● YOUR GOAL
Every line with the word "object" in it should be extracted from the data that follows.
[start RECORDS TO USE]
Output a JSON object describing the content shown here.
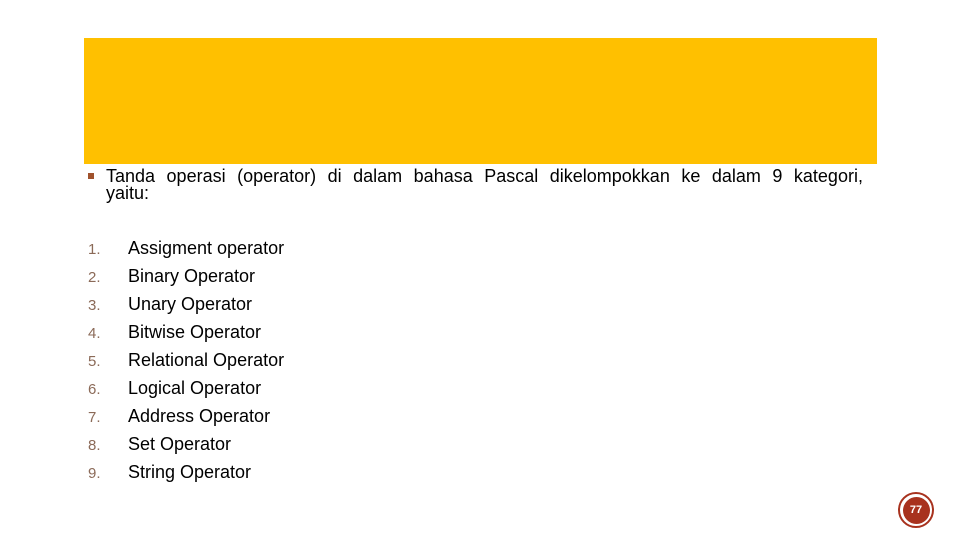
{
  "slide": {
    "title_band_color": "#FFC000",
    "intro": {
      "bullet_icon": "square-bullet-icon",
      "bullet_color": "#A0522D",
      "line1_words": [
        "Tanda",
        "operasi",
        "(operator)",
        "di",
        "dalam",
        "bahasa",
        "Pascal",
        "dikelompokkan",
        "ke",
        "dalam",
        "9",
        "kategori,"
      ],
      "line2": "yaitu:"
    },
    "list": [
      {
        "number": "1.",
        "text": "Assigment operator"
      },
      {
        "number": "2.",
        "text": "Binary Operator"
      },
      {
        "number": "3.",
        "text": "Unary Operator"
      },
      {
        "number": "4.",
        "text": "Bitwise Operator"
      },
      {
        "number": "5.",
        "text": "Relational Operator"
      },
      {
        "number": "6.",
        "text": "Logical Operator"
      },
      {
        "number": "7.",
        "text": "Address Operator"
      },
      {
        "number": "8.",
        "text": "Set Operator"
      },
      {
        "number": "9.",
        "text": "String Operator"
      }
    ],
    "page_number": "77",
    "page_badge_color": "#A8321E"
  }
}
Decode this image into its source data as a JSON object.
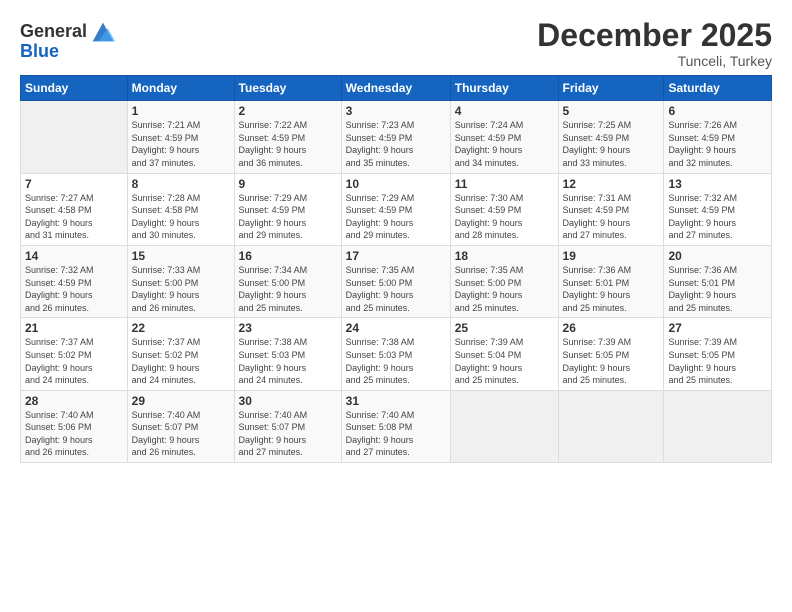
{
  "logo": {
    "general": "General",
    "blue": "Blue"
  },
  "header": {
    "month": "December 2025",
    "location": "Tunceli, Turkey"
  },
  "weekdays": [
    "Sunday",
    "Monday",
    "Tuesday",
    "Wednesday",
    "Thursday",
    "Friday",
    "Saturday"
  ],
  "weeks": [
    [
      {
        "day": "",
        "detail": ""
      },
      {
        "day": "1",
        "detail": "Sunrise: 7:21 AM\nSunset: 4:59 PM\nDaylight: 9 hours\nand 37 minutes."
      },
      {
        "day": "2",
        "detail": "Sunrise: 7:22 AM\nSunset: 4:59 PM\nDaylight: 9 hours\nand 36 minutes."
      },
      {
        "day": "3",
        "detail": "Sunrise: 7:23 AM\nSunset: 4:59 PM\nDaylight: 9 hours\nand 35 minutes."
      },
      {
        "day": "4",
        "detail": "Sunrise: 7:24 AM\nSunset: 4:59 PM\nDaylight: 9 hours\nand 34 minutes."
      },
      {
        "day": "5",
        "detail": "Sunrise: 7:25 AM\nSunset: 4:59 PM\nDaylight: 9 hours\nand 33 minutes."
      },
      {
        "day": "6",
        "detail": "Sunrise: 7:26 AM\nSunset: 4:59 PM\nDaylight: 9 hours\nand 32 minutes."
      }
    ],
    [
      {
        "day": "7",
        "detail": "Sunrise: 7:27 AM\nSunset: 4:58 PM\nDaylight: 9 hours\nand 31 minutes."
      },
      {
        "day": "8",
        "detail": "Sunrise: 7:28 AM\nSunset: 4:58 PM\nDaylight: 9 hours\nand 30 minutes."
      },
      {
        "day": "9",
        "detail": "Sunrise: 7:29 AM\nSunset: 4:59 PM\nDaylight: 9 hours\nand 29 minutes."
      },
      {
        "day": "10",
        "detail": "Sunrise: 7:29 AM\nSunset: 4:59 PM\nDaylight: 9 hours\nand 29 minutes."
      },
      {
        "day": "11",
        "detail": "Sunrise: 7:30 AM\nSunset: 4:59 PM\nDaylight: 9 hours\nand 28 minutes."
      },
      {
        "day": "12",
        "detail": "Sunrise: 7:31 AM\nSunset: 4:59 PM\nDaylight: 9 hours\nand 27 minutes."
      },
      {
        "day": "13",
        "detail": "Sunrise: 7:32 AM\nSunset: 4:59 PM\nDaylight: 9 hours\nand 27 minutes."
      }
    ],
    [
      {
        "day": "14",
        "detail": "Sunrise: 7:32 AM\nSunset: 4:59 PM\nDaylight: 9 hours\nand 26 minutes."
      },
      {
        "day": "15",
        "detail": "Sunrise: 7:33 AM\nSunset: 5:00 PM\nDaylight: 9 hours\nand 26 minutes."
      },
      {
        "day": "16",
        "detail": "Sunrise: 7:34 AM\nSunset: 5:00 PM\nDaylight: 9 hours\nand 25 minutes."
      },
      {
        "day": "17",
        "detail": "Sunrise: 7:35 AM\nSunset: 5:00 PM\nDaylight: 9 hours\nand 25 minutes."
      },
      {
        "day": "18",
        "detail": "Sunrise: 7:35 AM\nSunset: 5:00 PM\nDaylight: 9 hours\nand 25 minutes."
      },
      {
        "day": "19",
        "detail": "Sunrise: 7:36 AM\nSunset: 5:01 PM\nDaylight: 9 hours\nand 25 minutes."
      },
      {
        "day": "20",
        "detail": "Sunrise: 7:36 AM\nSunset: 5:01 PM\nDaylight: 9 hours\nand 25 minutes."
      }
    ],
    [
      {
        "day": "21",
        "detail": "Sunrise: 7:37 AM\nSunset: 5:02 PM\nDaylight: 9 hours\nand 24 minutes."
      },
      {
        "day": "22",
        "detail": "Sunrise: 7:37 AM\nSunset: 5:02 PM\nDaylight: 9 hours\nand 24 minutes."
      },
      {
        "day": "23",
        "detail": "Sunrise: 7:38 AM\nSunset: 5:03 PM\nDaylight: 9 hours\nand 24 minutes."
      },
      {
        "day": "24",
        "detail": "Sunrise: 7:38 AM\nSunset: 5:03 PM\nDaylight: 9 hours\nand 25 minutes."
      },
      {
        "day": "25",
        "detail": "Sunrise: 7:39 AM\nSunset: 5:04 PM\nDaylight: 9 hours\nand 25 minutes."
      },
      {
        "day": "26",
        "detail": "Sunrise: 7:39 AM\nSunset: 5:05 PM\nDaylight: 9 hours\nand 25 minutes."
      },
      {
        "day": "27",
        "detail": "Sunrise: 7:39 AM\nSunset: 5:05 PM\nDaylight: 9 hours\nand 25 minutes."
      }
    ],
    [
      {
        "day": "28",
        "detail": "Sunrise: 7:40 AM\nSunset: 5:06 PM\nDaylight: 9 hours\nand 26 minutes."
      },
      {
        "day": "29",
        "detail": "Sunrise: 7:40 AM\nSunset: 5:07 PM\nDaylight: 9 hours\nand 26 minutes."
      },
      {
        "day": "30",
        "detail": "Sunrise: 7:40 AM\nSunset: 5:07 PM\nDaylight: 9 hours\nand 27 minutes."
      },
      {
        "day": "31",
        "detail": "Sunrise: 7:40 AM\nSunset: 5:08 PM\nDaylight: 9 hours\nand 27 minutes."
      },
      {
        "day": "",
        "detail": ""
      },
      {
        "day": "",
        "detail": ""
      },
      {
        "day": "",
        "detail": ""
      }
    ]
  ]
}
[end RECORDS TO USE]
● RESULT OF THE EXERCISE
Output a JSON object describing the content shown here.
Decode this image into its source data as a JSON object.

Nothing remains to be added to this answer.